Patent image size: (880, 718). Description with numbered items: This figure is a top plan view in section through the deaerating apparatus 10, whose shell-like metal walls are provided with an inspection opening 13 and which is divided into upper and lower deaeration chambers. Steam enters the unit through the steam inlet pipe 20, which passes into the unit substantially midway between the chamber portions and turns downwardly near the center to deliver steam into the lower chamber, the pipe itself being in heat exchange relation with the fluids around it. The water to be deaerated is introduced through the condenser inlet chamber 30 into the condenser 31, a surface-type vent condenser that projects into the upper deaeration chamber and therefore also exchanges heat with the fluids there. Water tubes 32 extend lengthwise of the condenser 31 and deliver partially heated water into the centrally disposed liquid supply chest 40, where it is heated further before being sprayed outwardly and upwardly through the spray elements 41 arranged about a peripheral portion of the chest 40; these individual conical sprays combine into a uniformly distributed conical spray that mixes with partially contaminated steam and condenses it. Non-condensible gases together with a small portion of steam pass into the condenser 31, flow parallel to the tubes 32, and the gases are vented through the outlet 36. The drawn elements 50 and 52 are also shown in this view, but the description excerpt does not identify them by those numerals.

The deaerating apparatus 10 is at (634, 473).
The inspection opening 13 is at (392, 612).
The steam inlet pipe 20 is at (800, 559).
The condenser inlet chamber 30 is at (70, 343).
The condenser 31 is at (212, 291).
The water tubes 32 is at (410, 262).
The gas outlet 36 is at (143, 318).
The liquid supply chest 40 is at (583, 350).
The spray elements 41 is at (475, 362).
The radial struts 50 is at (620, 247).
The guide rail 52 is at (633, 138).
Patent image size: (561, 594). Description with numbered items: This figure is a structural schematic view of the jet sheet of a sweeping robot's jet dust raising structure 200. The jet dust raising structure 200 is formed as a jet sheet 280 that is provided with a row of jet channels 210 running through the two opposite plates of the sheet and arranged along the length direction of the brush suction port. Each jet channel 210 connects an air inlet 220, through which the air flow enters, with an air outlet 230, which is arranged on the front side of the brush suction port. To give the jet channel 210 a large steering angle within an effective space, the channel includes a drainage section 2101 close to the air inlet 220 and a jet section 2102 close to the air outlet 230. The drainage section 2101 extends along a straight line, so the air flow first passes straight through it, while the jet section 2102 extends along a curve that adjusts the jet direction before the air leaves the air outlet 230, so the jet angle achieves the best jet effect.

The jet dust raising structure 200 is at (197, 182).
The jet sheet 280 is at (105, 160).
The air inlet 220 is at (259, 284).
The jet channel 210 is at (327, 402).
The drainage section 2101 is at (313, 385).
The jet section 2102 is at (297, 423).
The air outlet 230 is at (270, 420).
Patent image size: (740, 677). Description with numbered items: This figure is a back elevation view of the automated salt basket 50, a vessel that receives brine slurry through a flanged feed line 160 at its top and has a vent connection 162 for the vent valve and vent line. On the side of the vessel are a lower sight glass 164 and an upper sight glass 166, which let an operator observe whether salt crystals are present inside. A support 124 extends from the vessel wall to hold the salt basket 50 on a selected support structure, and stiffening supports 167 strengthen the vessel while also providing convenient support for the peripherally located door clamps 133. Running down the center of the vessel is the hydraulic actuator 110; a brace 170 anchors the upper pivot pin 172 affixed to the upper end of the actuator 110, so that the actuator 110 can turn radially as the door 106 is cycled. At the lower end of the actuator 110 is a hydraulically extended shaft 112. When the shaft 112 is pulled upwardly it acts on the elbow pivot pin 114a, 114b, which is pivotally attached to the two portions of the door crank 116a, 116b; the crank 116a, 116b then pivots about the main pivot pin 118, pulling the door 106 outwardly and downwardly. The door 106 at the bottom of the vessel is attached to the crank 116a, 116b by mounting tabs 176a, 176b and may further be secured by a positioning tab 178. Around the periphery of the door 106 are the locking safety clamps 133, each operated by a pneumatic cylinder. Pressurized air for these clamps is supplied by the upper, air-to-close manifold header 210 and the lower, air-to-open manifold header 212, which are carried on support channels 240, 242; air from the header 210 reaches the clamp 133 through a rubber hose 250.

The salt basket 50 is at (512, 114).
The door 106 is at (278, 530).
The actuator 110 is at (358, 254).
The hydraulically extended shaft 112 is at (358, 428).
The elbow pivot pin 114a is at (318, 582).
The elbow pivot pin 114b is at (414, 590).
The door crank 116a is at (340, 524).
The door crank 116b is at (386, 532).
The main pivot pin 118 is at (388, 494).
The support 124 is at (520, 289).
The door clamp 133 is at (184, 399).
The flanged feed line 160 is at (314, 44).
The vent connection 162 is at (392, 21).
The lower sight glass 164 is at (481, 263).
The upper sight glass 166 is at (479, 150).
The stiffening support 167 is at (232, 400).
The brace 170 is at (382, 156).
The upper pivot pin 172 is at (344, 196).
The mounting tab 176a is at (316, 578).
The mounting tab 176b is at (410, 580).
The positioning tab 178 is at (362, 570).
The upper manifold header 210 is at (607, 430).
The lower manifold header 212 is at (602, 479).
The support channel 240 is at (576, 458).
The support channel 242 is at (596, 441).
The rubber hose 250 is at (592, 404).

--*--

Copy out the lines of the records again, word for word, starting with the line that contains "Patent image size: (561, 594)." and continuing through the line that contains "The air outlet 230 is at (270, 420).".

> Written answer:
Patent image size: (561, 594). Description with numbered items: This figure is a structural schematic view of the jet sheet of a sweeping robot's jet dust raising structure 200. The jet dust raising structure 200 is formed as a jet sheet 280 that is provided with a row of jet channels 210 running through the two opposite plates of the sheet and arranged along the length direction of the brush suction port. Each jet channel 210 connects an air inlet 220, through which the air flow enters, with an air outlet 230, which is arranged on the front side of the brush suction port. To give the jet channel 210 a large steering angle within an effective space, the channel includes a drainage section 2101 close to the air inlet 220 and a jet section 2102 close to the air outlet 230. The drainage section 2101 extends along a straight line, so the air flow first passes straight through it, while the jet section 2102 extends along a curve that adjusts the jet direction before the air leaves the air outlet 230, so the jet angle achieves the best jet effect.

The jet dust raising structure 200 is at (197, 182).
The jet sheet 280 is at (105, 160).
The air inlet 220 is at (259, 284).
The jet channel 210 is at (327, 402).
The drainage section 2101 is at (313, 385).
The jet section 2102 is at (297, 423).
The air outlet 230 is at (270, 420).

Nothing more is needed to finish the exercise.